▶ [CHALLENGE] Scan the data below and pick out the lines containing the word "panel".

▶ [MATERIAL PROVIDED]
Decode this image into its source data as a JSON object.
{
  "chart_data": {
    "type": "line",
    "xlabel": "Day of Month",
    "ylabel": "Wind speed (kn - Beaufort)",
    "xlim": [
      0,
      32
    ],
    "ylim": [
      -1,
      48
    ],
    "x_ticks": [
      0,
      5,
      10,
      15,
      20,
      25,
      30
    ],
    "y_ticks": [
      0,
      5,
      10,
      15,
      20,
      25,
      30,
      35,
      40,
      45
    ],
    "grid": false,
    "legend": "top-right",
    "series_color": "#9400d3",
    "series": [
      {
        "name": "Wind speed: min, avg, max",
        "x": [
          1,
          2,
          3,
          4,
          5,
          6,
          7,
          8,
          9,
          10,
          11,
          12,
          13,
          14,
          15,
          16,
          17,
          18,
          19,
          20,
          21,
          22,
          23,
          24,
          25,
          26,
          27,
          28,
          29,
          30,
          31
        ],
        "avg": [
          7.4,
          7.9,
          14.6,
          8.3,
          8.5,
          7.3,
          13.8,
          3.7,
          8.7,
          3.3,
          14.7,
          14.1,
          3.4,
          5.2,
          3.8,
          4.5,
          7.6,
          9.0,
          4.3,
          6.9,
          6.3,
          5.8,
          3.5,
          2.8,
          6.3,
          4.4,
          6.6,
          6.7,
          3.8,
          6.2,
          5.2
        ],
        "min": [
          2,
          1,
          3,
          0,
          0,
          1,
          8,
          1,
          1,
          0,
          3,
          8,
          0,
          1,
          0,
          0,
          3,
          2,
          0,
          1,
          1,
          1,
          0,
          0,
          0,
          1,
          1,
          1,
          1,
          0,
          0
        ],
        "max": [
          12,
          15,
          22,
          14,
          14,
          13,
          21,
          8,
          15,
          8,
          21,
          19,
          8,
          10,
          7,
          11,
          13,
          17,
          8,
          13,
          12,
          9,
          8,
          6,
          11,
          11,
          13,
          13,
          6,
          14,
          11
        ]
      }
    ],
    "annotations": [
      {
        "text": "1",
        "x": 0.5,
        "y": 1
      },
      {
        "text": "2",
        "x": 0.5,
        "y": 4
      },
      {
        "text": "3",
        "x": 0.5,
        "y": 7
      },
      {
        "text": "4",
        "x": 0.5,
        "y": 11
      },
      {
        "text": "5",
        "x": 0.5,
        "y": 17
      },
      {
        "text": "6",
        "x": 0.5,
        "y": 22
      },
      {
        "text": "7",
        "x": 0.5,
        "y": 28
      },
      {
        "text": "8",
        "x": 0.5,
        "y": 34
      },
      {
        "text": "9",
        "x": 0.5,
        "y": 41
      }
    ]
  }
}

==

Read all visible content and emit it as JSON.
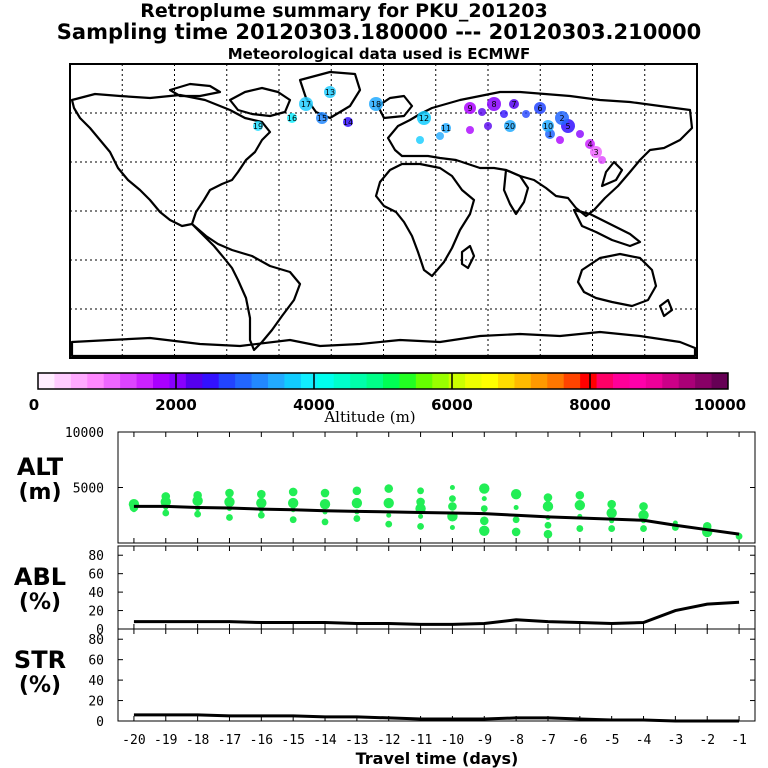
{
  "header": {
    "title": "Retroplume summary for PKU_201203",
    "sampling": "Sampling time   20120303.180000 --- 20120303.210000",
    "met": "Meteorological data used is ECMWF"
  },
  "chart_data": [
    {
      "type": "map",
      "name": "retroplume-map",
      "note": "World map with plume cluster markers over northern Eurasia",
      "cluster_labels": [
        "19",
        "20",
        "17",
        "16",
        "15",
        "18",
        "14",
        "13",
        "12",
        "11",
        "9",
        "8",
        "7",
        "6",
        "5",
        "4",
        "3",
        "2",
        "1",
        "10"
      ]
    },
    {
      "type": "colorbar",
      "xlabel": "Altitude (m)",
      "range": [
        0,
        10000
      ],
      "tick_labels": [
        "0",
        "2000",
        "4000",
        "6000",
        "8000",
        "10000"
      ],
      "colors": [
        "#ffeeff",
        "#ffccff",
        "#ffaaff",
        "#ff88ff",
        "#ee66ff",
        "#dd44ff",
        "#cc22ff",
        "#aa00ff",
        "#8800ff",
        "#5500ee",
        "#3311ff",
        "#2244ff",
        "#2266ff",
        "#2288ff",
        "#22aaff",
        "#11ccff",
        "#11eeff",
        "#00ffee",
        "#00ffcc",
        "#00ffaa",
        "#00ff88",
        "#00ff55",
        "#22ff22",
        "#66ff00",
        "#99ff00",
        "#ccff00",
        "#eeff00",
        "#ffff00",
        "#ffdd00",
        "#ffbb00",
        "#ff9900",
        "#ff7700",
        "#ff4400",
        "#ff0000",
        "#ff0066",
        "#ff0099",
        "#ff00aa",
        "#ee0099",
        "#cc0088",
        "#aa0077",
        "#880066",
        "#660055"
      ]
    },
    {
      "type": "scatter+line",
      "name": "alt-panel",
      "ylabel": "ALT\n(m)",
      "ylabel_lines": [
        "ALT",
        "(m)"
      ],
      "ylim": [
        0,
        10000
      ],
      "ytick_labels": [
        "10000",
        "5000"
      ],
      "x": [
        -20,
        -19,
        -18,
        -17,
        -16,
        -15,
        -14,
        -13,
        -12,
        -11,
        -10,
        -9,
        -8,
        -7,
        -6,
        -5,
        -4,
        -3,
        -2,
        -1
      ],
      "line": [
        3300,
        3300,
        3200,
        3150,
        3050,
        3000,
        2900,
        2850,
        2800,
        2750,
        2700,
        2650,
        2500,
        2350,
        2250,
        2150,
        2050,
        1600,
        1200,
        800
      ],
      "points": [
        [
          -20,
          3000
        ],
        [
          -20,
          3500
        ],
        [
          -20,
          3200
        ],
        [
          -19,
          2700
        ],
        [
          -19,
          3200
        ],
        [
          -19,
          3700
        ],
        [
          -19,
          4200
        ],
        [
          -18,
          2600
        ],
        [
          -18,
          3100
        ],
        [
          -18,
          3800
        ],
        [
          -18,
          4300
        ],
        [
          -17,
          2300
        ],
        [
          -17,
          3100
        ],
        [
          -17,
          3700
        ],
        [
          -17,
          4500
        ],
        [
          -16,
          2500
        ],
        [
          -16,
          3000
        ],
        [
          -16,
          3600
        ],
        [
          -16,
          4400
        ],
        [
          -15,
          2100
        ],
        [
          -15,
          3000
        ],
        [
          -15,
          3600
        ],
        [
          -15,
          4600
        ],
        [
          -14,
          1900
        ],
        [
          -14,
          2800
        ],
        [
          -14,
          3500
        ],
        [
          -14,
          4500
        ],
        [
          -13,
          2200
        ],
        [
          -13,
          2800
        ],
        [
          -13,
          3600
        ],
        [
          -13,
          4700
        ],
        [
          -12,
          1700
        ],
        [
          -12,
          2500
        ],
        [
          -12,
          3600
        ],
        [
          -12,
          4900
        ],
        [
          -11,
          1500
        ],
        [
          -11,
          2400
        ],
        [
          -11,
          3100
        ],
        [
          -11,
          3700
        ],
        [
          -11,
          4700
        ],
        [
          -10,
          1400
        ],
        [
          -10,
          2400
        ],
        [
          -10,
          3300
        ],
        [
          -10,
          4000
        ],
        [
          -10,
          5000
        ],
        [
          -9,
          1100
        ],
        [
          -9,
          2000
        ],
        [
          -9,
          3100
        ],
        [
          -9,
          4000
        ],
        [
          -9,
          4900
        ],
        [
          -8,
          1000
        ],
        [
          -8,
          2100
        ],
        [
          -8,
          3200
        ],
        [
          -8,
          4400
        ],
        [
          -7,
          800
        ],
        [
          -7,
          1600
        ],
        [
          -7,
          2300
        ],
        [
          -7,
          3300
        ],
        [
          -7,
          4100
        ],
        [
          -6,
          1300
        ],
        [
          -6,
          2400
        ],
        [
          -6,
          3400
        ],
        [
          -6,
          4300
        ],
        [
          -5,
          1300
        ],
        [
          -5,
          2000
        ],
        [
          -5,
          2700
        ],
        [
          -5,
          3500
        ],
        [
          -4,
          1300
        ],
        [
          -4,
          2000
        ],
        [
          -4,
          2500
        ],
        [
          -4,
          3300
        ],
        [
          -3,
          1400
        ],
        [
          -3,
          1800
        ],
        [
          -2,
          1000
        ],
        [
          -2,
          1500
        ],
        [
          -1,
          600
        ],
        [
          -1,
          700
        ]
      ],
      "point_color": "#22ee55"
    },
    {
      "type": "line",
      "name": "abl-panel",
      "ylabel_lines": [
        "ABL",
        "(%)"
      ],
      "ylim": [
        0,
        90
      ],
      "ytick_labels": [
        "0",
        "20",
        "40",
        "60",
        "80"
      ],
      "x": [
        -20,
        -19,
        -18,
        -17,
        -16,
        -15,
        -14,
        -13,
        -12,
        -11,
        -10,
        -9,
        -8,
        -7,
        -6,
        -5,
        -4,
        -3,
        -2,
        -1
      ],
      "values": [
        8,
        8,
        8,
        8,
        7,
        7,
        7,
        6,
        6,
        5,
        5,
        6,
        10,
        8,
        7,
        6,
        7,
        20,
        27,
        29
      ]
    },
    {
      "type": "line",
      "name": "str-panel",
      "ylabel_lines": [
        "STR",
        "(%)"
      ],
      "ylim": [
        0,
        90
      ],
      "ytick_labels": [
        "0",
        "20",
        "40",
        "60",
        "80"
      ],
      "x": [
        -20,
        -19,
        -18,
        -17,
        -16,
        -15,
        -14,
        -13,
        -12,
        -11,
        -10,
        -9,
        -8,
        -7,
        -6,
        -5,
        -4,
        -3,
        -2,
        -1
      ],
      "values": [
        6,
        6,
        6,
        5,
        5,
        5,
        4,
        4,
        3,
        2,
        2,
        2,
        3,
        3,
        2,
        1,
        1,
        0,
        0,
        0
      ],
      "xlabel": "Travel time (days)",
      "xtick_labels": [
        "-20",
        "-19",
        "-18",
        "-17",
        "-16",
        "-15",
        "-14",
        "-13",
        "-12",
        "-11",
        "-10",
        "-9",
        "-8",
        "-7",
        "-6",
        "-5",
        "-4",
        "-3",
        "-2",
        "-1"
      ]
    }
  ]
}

▶ [RESPONSE TO THIS TASK]
      "name": "alt-panel",
      "name": "abl-panel",
      "name": "str-panel",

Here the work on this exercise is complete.